GIVEN INSTRUCTION:
Check each line of the records below for the word "this" and copy those where it appears.
..............................
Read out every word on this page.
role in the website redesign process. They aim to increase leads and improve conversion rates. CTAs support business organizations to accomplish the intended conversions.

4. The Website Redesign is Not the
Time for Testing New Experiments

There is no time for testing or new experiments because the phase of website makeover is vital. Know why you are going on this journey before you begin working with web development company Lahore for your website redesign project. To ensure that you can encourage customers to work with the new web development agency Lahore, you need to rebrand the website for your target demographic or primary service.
..............................
WRITTEN SOLUTION:
Read out every word on this page.
There is no time for testing or new experiments because the phase of website makeover is vital. Know why you are going on this journey before you begin working with web development company Lahore for your website redesign project. To ensure that you can encourage customers to work with the new web development agency Lahore, you need to rebrand the website for your target demographic or primary service.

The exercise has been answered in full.